[start Given entries]

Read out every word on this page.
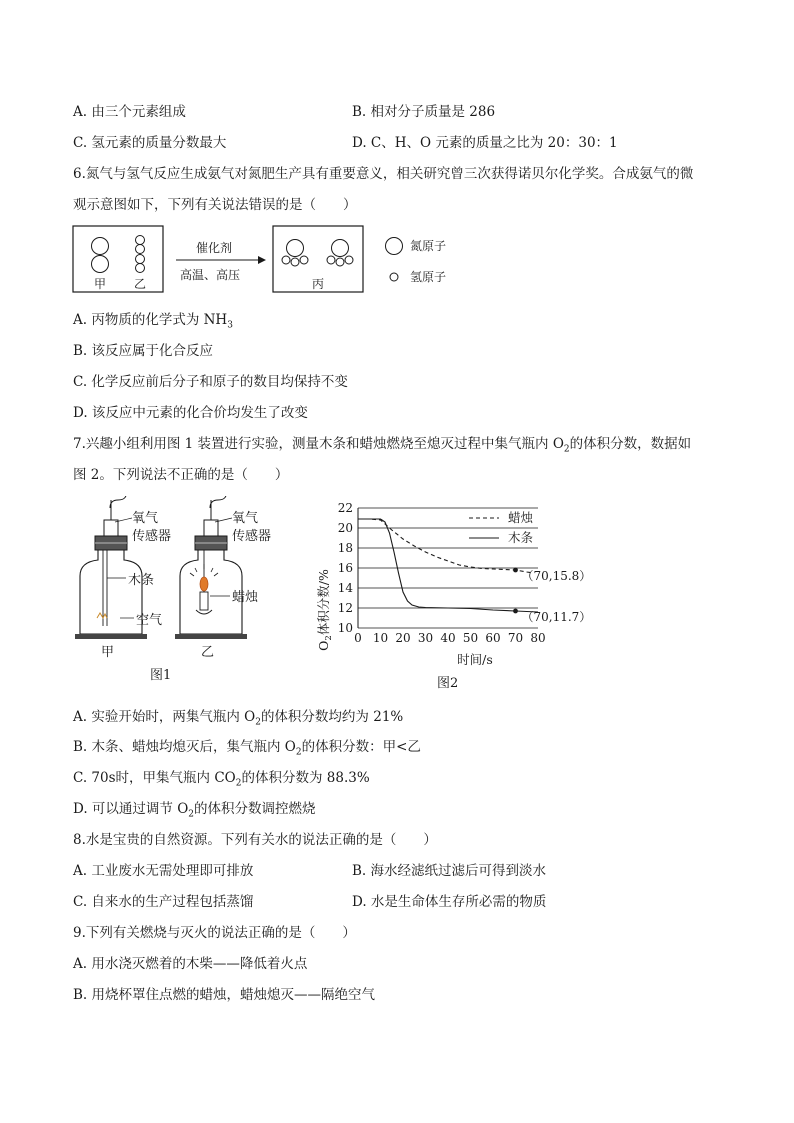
A. 由三个元素组成	B. 相对分子质量是 286
C. 氢元素的质量分数最大	D. C、H、O 元素的质量之比为 20：30：1
6.氮气与氢气反应生成氨气对氮肥生产具有重要意义，相关研究曾三次获得诺贝尔化学奖。合成氨气的微
观示意图如下，下列有关说法错误的是（　　）
甲 乙
催化剂
高温、高压
丙
氮原子
氢原子
A. 丙物质的化学式为 $NH_3$
B. 该反应属于化合反应
C. 化学反应前后分子和原子的数目均保持不变
D. 该反应中元素的化合价均发生了改变
7.兴趣小组利用图 1 装置进行实验，测量木条和蜡烛燃烧至熄灭过程中集气瓶内 $O_2$的体积分数，数据如
图 2。下列说法不正确的是（　　）
氧气
传感器
木条
空气
甲
氧气
传感器
蜡烛
乙
图1
10
12
14
16
18
20
22
0 10 20 30 40 50 60 70 80
（70,15.8）
（70,11.7）
$O_2$体积分数/%
时间/s
蜡烛
木条
图2
A. 实验开始时，两集气瓶内 $O_2$的体积分数均约为 21%
B. 木条、蜡烛均熄灭后，集气瓶内 $O_2$的体积分数：甲<乙
C. 70s时，甲集气瓶内 $CO_2$的体积分数为 88.3%
D. 可以通过调节 $O_2$的体积分数调控燃烧
8.水是宝贵的自然资源。下列有关水的说法正确的是（　　）
A. 工业废水无需处理即可排放	B. 海水经滤纸过滤后可得到淡水
C. 自来水的生产过程包括蒸馏	D. 水是生命体生存所必需的物质
9.下列有关燃烧与灭火的说法正确的是（　　）
A. 用水浇灭燃着的木柴——降低着火点
B. 用烧杯罩住点燃的蜡烛，蜡烛熄灭——隔绝空气
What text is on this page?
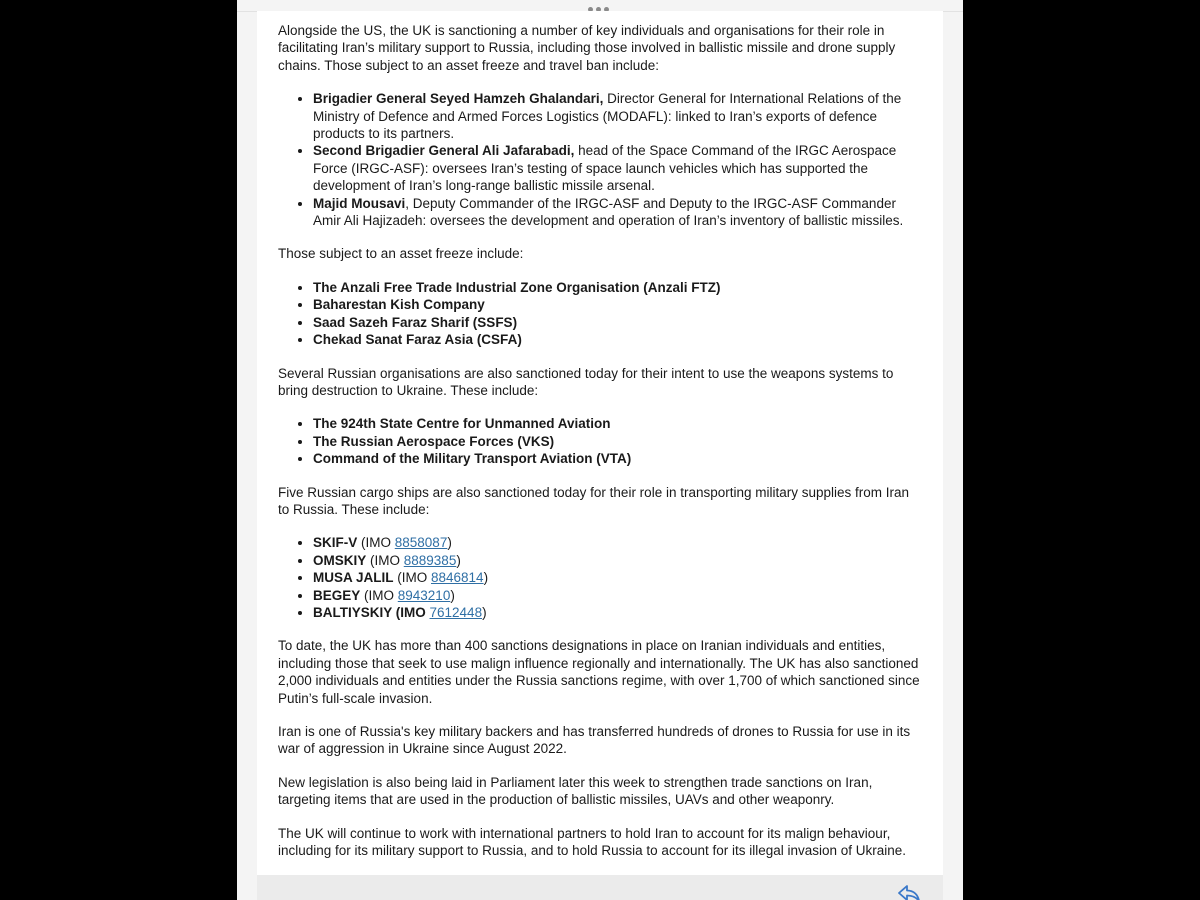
Alongside the US, the UK is sanctioning a number of key individuals and organisations for their role in facilitating Iran’s military support to Russia, including those involved in ballistic missile and drone supply chains. Those subject to an asset freeze and travel ban include:

• Brigadier General Seyed Hamzeh Ghalandari, Director General for International Relations of the Ministry of Defence and Armed Forces Logistics (MODAFL): linked to Iran’s exports of defence products to its partners.
• Second Brigadier General Ali Jafarabadi, head of the Space Command of the IRGC Aerospace Force (IRGC-ASF): oversees Iran’s testing of space launch vehicles which has supported the development of Iran’s long-range ballistic missile arsenal.
• Majid Mousavi, Deputy Commander of the IRGC-ASF and Deputy to the IRGC-ASF Commander Amir Ali Hajizadeh: oversees the development and operation of Iran’s inventory of ballistic missiles.

Those subject to an asset freeze include:

• The Anzali Free Trade Industrial Zone Organisation (Anzali FTZ)
• Baharestan Kish Company
• Saad Sazeh Faraz Sharif (SSFS)
• Chekad Sanat Faraz Asia (CSFA)

Several Russian organisations are also sanctioned today for their intent to use the weapons systems to bring destruction to Ukraine. These include:

• The 924th State Centre for Unmanned Aviation
• The Russian Aerospace Forces (VKS)
• Command of the Military Transport Aviation (VTA)

Five Russian cargo ships are also sanctioned today for their role in transporting military supplies from Iran to Russia. These include:

• SKIF-V (IMO 8858087)
• OMSKIY (IMO 8889385)
• MUSA JALIL (IMO 8846814)
• BEGEY (IMO 8943210)
• BALTIYSKIY (IMO 7612448)

To date, the UK has more than 400 sanctions designations in place on Iranian individuals and entities, including those that seek to use malign influence regionally and internationally. The UK has also sanctioned 2,000 individuals and entities under the Russia sanctions regime, with over 1,700 of which sanctioned since Putin’s full-scale invasion.

Iran is one of Russia's key military backers and has transferred hundreds of drones to Russia for use in its war of aggression in Ukraine since August 2022.

New legislation is also being laid in Parliament later this week to strengthen trade sanctions on Iran, targeting items that are used in the production of ballistic missiles, UAVs and other weaponry.

The UK will continue to work with international partners to hold Iran to account for its malign behaviour, including for its military support to Russia, and to hold Russia to account for its illegal invasion of Ukraine.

[end Given entries]

Output the entries above exactly, without their pictures.

*Solution for this task*:
Read out every word on this page.
A. 由三个元素组成	B. 相对分子质量是 286
C. 氢元素的质量分数最大	D. C、H、O 元素的质量之比为 20：30：1
6.氮气与氢气反应生成氨气对氮肥生产具有重要意义，相关研究曾三次获得诺贝尔化学奖。合成氨气的微
观示意图如下，下列有关说法错误的是（　　）
甲 乙
催化剂
高温、高压
丙
氮原子
氢原子
A. 丙物质的化学式为 $NH_3$
B. 该反应属于化合反应
C. 化学反应前后分子和原子的数目均保持不变
D. 该反应中元素的化合价均发生了改变
7.兴趣小组利用图 1 装置进行实验，测量木条和蜡烛燃烧至熄灭过程中集气瓶内 $O_2$的体积分数，数据如
图 2。下列说法不正确的是（　　）
氧气
传感器
木条
空气
甲
氧气
传感器
蜡烛
乙
图1
10
12
14
16
18
20
22
0 10 20 30 40 50 60 70 80
（70,15.8）
（70,11.7）
$O_2$体积分数/%
时间/s
蜡烛
木条
图2
A. 实验开始时，两集气瓶内 $O_2$的体积分数均约为 21%
B. 木条、蜡烛均熄灭后，集气瓶内 $O_2$的体积分数：甲<乙
C. 70s时，甲集气瓶内 $CO_2$的体积分数为 88.3%
D. 可以通过调节 $O_2$的体积分数调控燃烧
8.水是宝贵的自然资源。下列有关水的说法正确的是（　　）
A. 工业废水无需处理即可排放	B. 海水经滤纸过滤后可得到淡水
C. 自来水的生产过程包括蒸馏	D. 水是生命体生存所必需的物质
9.下列有关燃烧与灭火的说法正确的是（　　）
A. 用水浇灭燃着的木柴——降低着火点
B. 用烧杯罩住点燃的蜡烛，蜡烛熄灭——隔绝空气
What text is on this page?
Alongside the US, the UK is sanctioning a number of key individuals and organisations for their role in facilitating Iran’s military support to Russia, including those involved in ballistic missile and drone supply chains. Those subject to an asset freeze and travel ban include:

• Brigadier General Seyed Hamzeh Ghalandari, Director General for International Relations of the Ministry of Defence and Armed Forces Logistics (MODAFL): linked to Iran’s exports of defence products to its partners.
• Second Brigadier General Ali Jafarabadi, head of the Space Command of the IRGC Aerospace Force (IRGC-ASF): oversees Iran’s testing of space launch vehicles which has supported the development of Iran’s long-range ballistic missile arsenal.
• Majid Mousavi, Deputy Commander of the IRGC-ASF and Deputy to the IRGC-ASF Commander Amir Ali Hajizadeh: oversees the development and operation of Iran’s inventory of ballistic missiles.

Those subject to an asset freeze include:

• The Anzali Free Trade Industrial Zone Organisation (Anzali FTZ)
• Baharestan Kish Company
• Saad Sazeh Faraz Sharif (SSFS)
• Chekad Sanat Faraz Asia (CSFA)

Several Russian organisations are also sanctioned today for their intent to use the weapons systems to bring destruction to Ukraine. These include:

• The 924th State Centre for Unmanned Aviation
• The Russian Aerospace Forces (VKS)
• Command of the Military Transport Aviation (VTA)

Five Russian cargo ships are also sanctioned today for their role in transporting military supplies from Iran to Russia. These include:

• SKIF-V (IMO 8858087)
• OMSKIY (IMO 8889385)
• MUSA JALIL (IMO 8846814)
• BEGEY (IMO 8943210)
• BALTIYSKIY (IMO 7612448)

To date, the UK has more than 400 sanctions designations in place on Iranian individuals and entities, including those that seek to use malign influence regionally and internationally. The UK has also sanctioned 2,000 individuals and entities under the Russia sanctions regime, with over 1,700 of which sanctioned since Putin’s full-scale invasion.

Iran is one of Russia's key military backers and has transferred hundreds of drones to Russia for use in its war of aggression in Ukraine since August 2022.

New legislation is also being laid in Parliament later this week to strengthen trade sanctions on Iran, targeting items that are used in the production of ballistic missiles, UAVs and other weaponry.

The UK will continue to work with international partners to hold Iran to account for its malign behaviour, including for its military support to Russia, and to hold Russia to account for its illegal invasion of Ukraine.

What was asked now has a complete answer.